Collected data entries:
++++++++++++++++++++

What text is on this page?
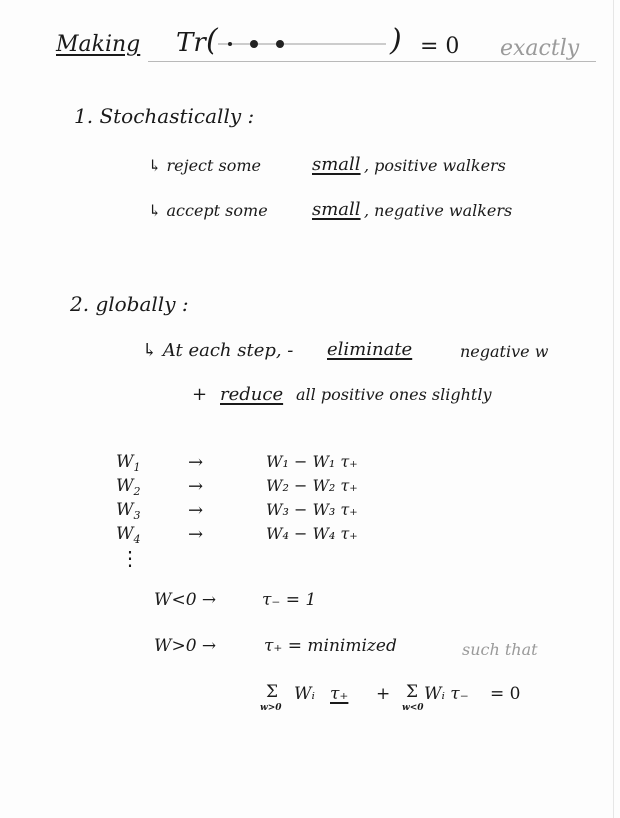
Making Tr (	) = 0 exactly
1. Stochastically :
↳ reject some	small , positive walkers
↳ accept some small , negative walkers
2. globally :
↳ At each step, - eliminate	negative w
+ reduce all positive ones slightly
$W_1$	→	W₁ − W₁ τ₊
$W_2$	→	W₂ − W₂ τ₊
$W_3$	→	W₃ − W₃ τ₊
$W_4$	→	W₄ − W₄ τ₊
⋮
W<0 →	τ₋ = 1
W>0 →	τ₊ = minimized	such that
Σ
w>0
Wᵢ τ₊ + Σ
w<0
Wᵢ τ₋ = 0
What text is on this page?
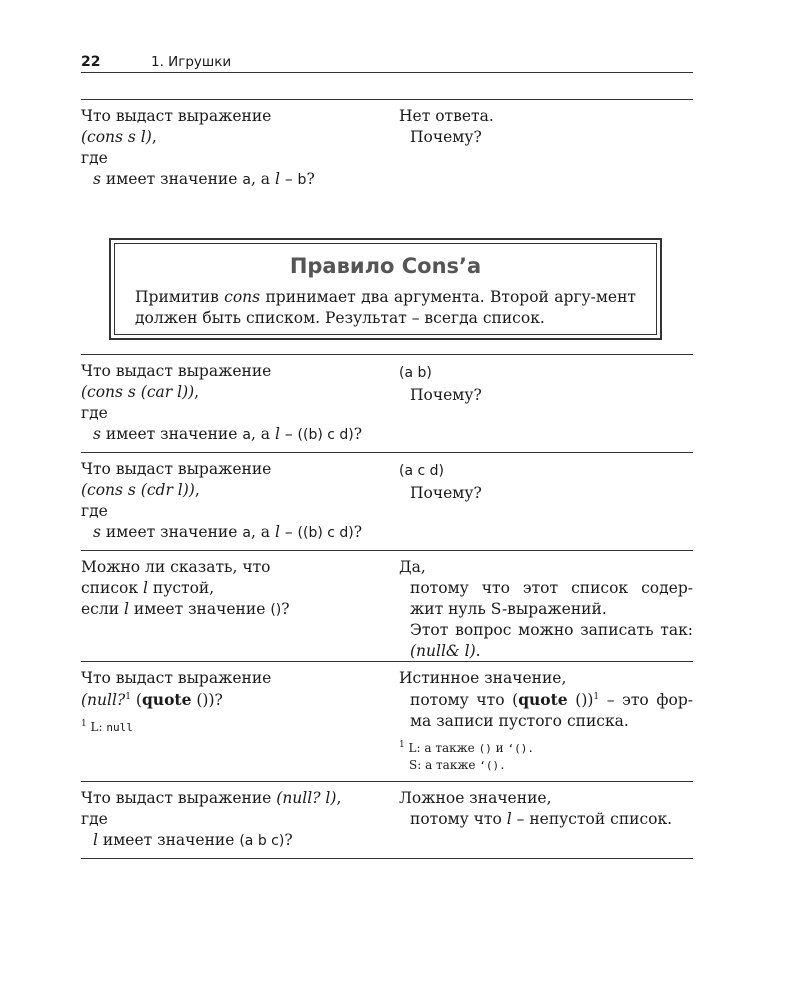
22	1. Игрушки
Что выдаст выражение
(cons s l),
где
s имеет значение a, а l – b?
Нет ответа.
Почему?
Правило Cons’a
Примитив cons принимает два аргумента. Второй аргу-мент должен быть списком. Результат – всегда список.
Что выдаст выражение
(cons s (car l)),
где
s имеет значение a, а l – ((b) c d)?
(a b)
Почему?
Что выдаст выражение
(cons s (cdr l)),
где
s имеет значение a, а l – ((b) c d)?
(a c d)
Почему?
Можно ли сказать, что
список l пустой,
если l имеет значение ()?
Да,
потому что этот список содер-жит нуль S-выражений.
Этот вопрос можно записать так: (null& l).
Что выдаст выражение
(null?$^1$ (quote ())?
$^1$ L: null
Истинное значение,
потому что (quote ())$^1$ – это фор-ма записи пустого списка.
$^1$ L: а также () и ‘().
S: а также ‘().
Что выдаст выражение (null? l),
где
l имеет значение (a b c)?
Ложное значение,
потому что l – непустой список.
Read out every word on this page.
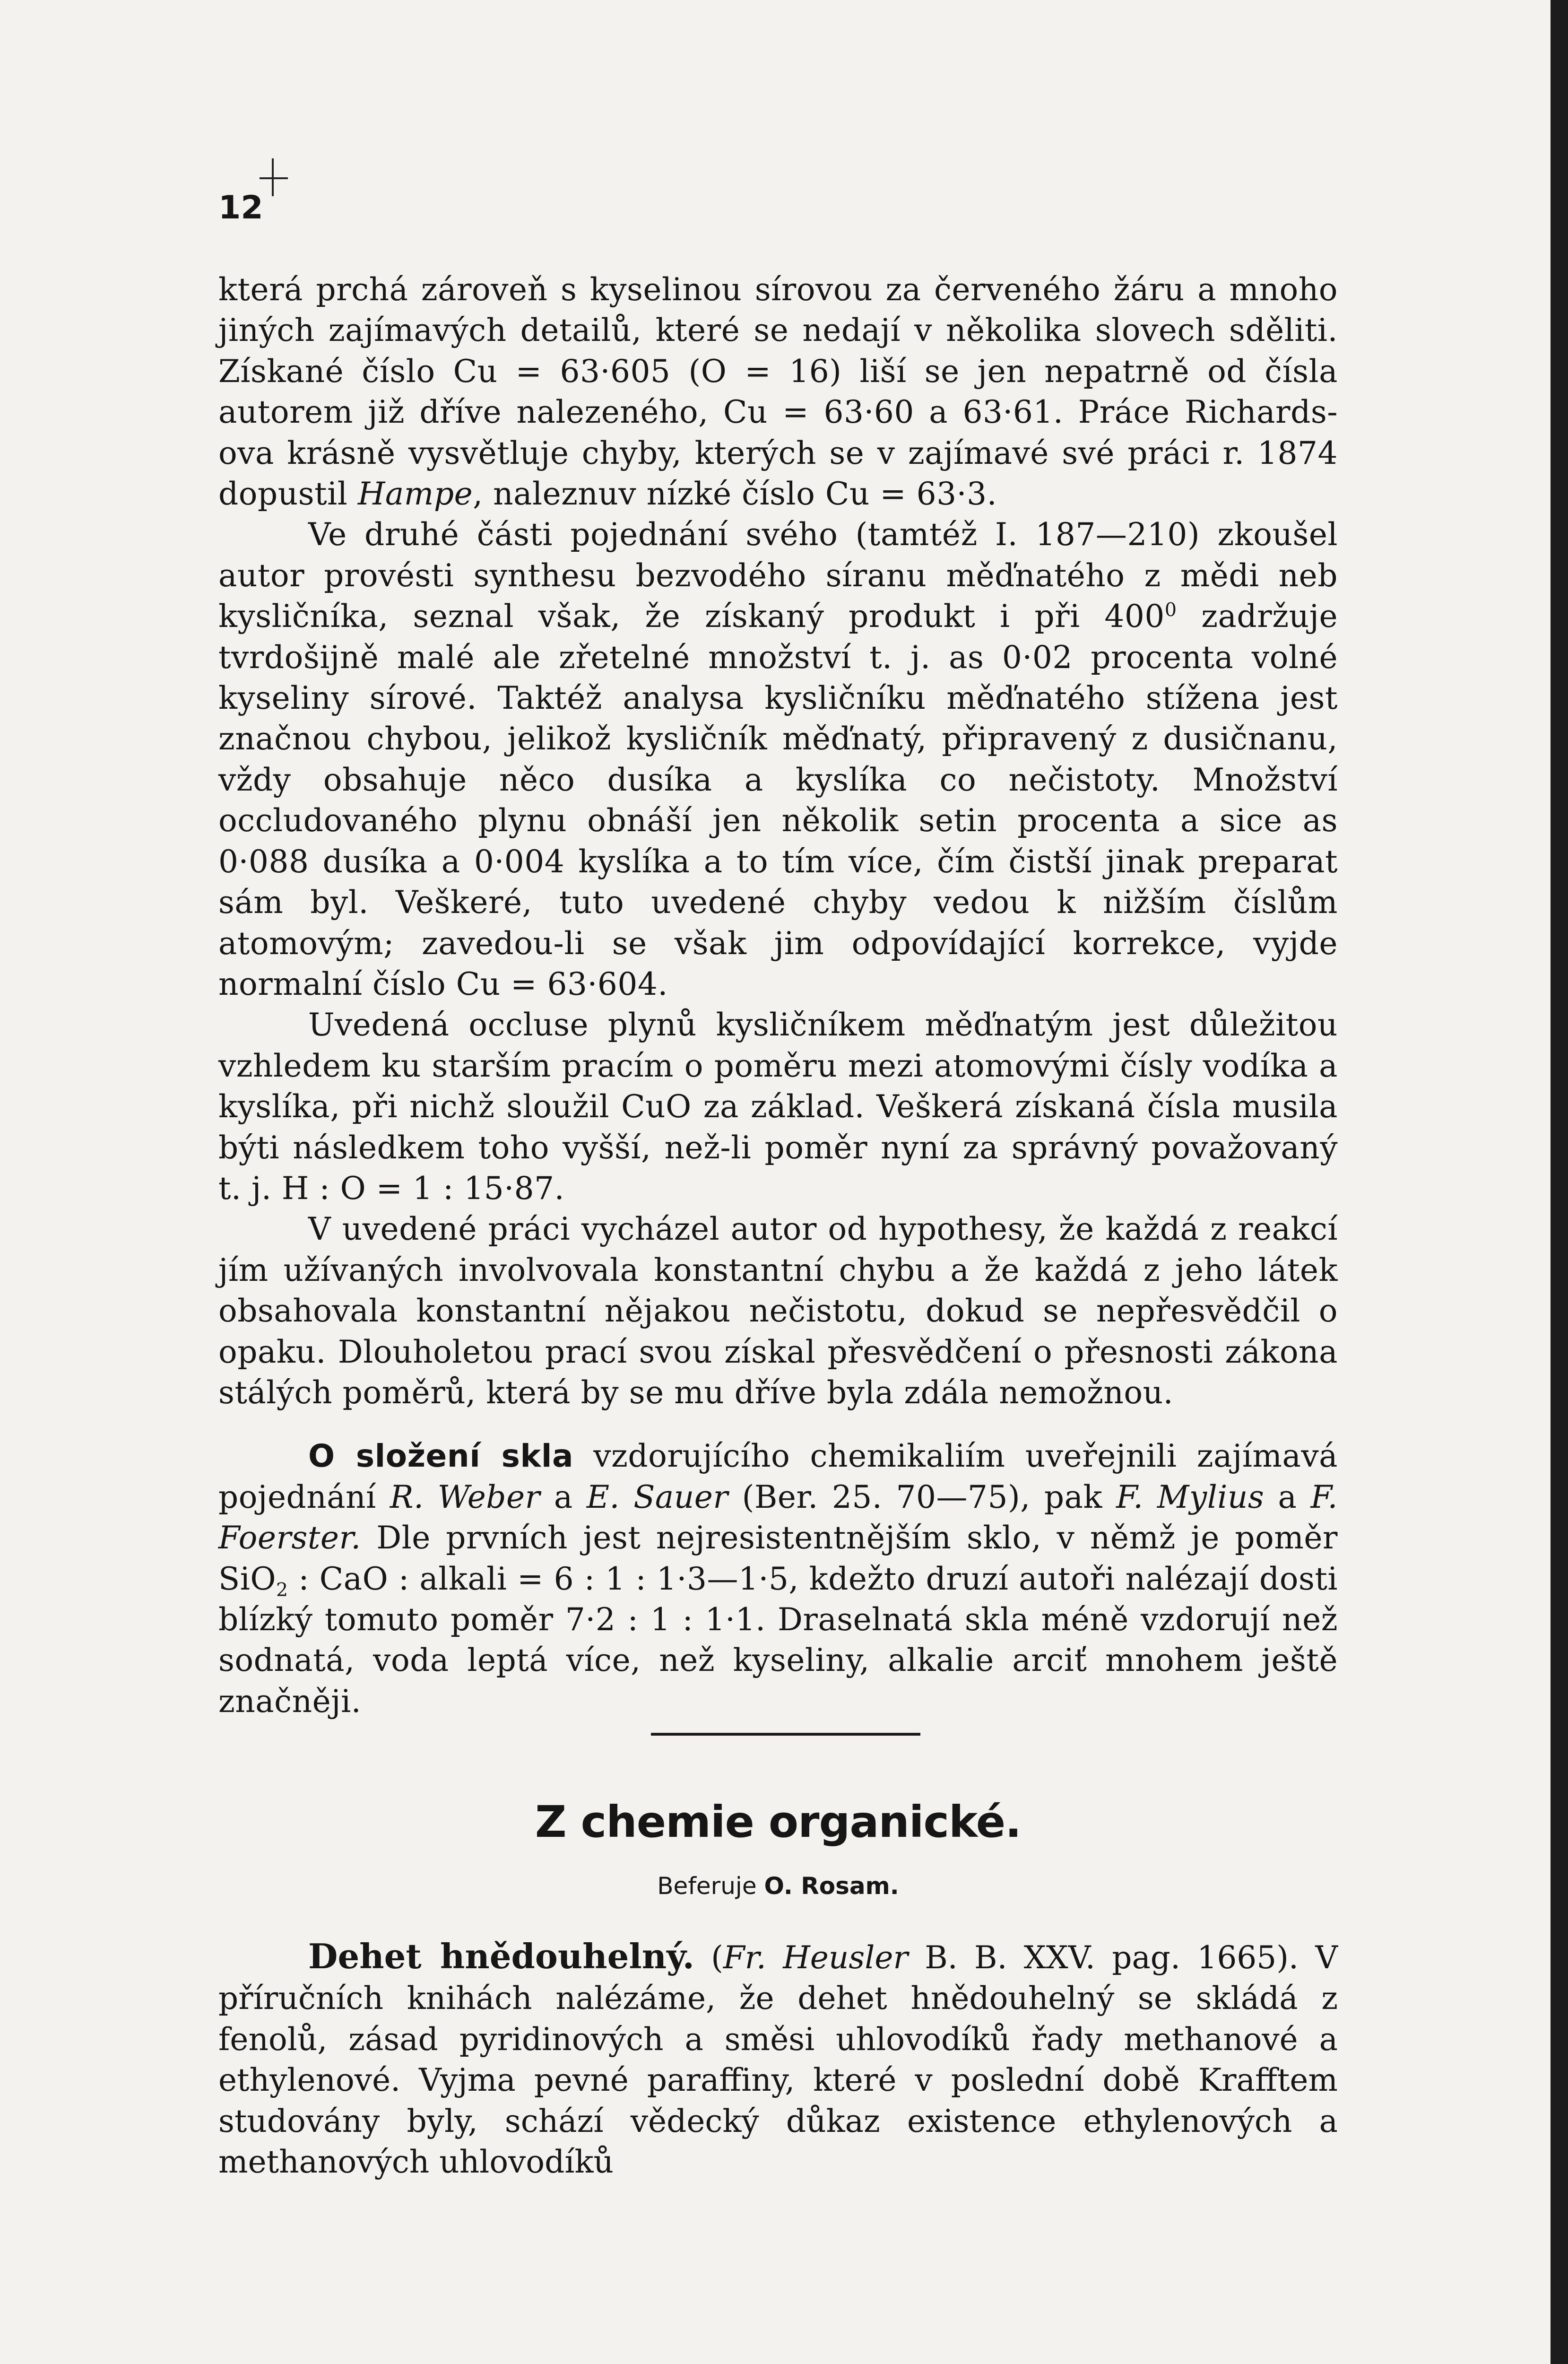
12

která prchá zároveň s kyselinou sírovou za červeného žáru a mnoho jiných zajímavých detailů, které se nedají v několika slovech sděliti. Získané číslo Cu = 63·605 (O = 16) liší se jen nepatrně od čísla autorem již dříve nalezeného, Cu = 63·60 a 63·61. Práce Richards-ova krásně vysvětluje chyby, kterých se v zajímavé své práci r. 1874 dopustil Hampe, naleznuv nízké číslo Cu = 63·3.

Ve druhé části pojednání svého (tamtéž I. 187—210) zkoušel autor provésti synthesu bezvodého síranu měďnatého z mědi neb kysličníka, seznal však, že získaný produkt i při $400^0$ zadržuje tvrdošijně malé ale zřetelné množství t. j. as 0·02 procenta volné kyseliny sírové. Taktéž analysa kysličníku měďnatého stížena jest značnou chybou, jelikož kysličník měďnatý, připravený z dusičnanu, vždy obsahuje něco dusíka a kyslíka co nečistoty. Množství occludovaného plynu obnáší jen několik setin procenta a sice as 0·088 dusíka a 0·004 kyslíka a to tím více, čím čistší jinak preparat sám byl. Veškeré, tuto uvedené chyby vedou k nižším číslům atomovým; zavedou-li se však jim odpovídající korrekce, vyjde normalní číslo Cu = 63·604.

Uvedená occluse plynů kysličníkem měďnatým jest důležitou vzhledem ku starším pracím o poměru mezi atomovými čísly vodíka a kyslíka, při nichž sloužil CuO za základ. Veškerá získaná čísla musila býti následkem toho vyšší, než-li poměr nyní za správný považovaný t. j. H : O = 1 : 15·87.

V uvedené práci vycházel autor od hypothesy, že každá z reakcí jím užívaných involvovala konstantní chybu a že každá z jeho látek obsahovala konstantní nějakou nečistotu, dokud se nepřesvědčil o opaku. Dlouholetou prací svou získal přesvědčení o přesnosti zákona stálých poměrů, která by se mu dříve byla zdála nemožnou.

O složení skla vzdorujícího chemikaliím uveřejnili zajímavá pojednání R. Weber a E. Sauer (Ber. 25. 70—75), pak F. Mylius a F. Foerster. Dle prvních jest nejresistentnějším sklo, v němž je poměr SiO$_2$ : CaO : alkali = 6 : 1 : 1·3—1·5, kdežto druzí autoři nalézají dosti blízký tomuto poměr 7·2 : 1 : 1·1. Draselnatá skla méně vzdorují než sodnatá, voda leptá více, než kyseliny, alkalie arciť mnohem ještě značněji.

Z chemie organické.
Beferuje O. Rosam.

Dehet hnědouhelný. (Fr. Heusler B. B. XXV. pag. 1665). V příručních knihách nalézáme, že dehet hnědouhelný se skládá z fenolů, zásad pyridinových a směsi uhlovodíků řady methanové a ethylenové. Vyjma pevné paraffiny, které v poslední době Krafftem studovány byly, schází vědecký důkaz existence ethylenových a methanových uhlovodíků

++++++++++++++++++++

_WORK TO DO_:
From the material above, reproduce everything verbatim except the pictures.

_RESULT OF THIS TASK_:
What text is on this page?
Making Tr (	) = 0 exactly
1. Stochastically :
↳ reject some	small , positive walkers
↳ accept some small , negative walkers
2. globally :
↳ At each step, - eliminate	negative w
+ reduce all positive ones slightly
$W_1$	→	W₁ − W₁ τ₊
$W_2$	→	W₂ − W₂ τ₊
$W_3$	→	W₃ − W₃ τ₊
$W_4$	→	W₄ − W₄ τ₊
⋮
W<0 →	τ₋ = 1
W>0 →	τ₊ = minimized	such that
Σ
w>0
Wᵢ τ₊ + Σ
w<0
Wᵢ τ₋ = 0
What text is on this page?
22	1. Игрушки
Что выдаст выражение
(cons s l),
где
s имеет значение a, а l – b?
Нет ответа.
Почему?
Правило Cons’a
Примитив cons принимает два аргумента. Второй аргу-мент должен быть списком. Результат – всегда список.
Что выдаст выражение
(cons s (car l)),
где
s имеет значение a, а l – ((b) c d)?
(a b)
Почему?
Что выдаст выражение
(cons s (cdr l)),
где
s имеет значение a, а l – ((b) c d)?
(a c d)
Почему?
Можно ли сказать, что
список l пустой,
если l имеет значение ()?
Да,
потому что этот список содер-жит нуль S-выражений.
Этот вопрос можно записать так: (null& l).
Что выдаст выражение
(null?$^1$ (quote ())?
$^1$ L: null
Истинное значение,
потому что (quote ())$^1$ – это фор-ма записи пустого списка.
$^1$ L: а также () и ‘().
S: а также ‘().
Что выдаст выражение (null? l),
где
l имеет значение (a b c)?
Ложное значение,
потому что l – непустой список.
Read out every word on this page.
12

která prchá zároveň s kyselinou sírovou za červeného žáru a mnoho jiných zajímavých detailů, které se nedají v několika slovech sděliti. Získané číslo Cu = 63·605 (O = 16) liší se jen nepatrně od čísla autorem již dříve nalezeného, Cu = 63·60 a 63·61. Práce Richards-ova krásně vysvětluje chyby, kterých se v zajímavé své práci r. 1874 dopustil Hampe, naleznuv nízké číslo Cu = 63·3.

Ve druhé části pojednání svého (tamtéž I. 187—210) zkoušel autor provésti synthesu bezvodého síranu měďnatého z mědi neb kysličníka, seznal však, že získaný produkt i při $400^0$ zadržuje tvrdošijně malé ale zřetelné množství t. j. as 0·02 procenta volné kyseliny sírové. Taktéž analysa kysličníku měďnatého stížena jest značnou chybou, jelikož kysličník měďnatý, připravený z dusičnanu, vždy obsahuje něco dusíka a kyslíka co nečistoty. Množství occludovaného plynu obnáší jen několik setin procenta a sice as 0·088 dusíka a 0·004 kyslíka a to tím více, čím čistší jinak preparat sám byl. Veškeré, tuto uvedené chyby vedou k nižším číslům atomovým; zavedou-li se však jim odpovídající korrekce, vyjde normalní číslo Cu = 63·604.

Uvedená occluse plynů kysličníkem měďnatým jest důležitou vzhledem ku starším pracím o poměru mezi atomovými čísly vodíka a kyslíka, při nichž sloužil CuO za základ. Veškerá získaná čísla musila býti následkem toho vyšší, než-li poměr nyní za správný považovaný t. j. H : O = 1 : 15·87.

V uvedené práci vycházel autor od hypothesy, že každá z reakcí jím užívaných involvovala konstantní chybu a že každá z jeho látek obsahovala konstantní nějakou nečistotu, dokud se nepřesvědčil o opaku. Dlouholetou prací svou získal přesvědčení o přesnosti zákona stálých poměrů, která by se mu dříve byla zdála nemožnou.

O složení skla vzdorujícího chemikaliím uveřejnili zajímavá pojednání R. Weber a E. Sauer (Ber. 25. 70—75), pak F. Mylius a F. Foerster. Dle prvních jest nejresistentnějším sklo, v němž je poměr SiO$_2$ : CaO : alkali = 6 : 1 : 1·3—1·5, kdežto druzí autoři nalézají dosti blízký tomuto poměr 7·2 : 1 : 1·1. Draselnatá skla méně vzdorují než sodnatá, voda leptá více, než kyseliny, alkalie arciť mnohem ještě značněji.

Z chemie organické.
Beferuje O. Rosam.

Dehet hnědouhelný. (Fr. Heusler B. B. XXV. pag. 1665). V příručních knihách nalézáme, že dehet hnědouhelný se skládá z fenolů, zásad pyridinových a směsi uhlovodíků řady methanové a ethylenové. Vyjma pevné paraffiny, které v poslední době Krafftem studovány byly, schází vědecký důkaz existence ethylenových a methanových uhlovodíků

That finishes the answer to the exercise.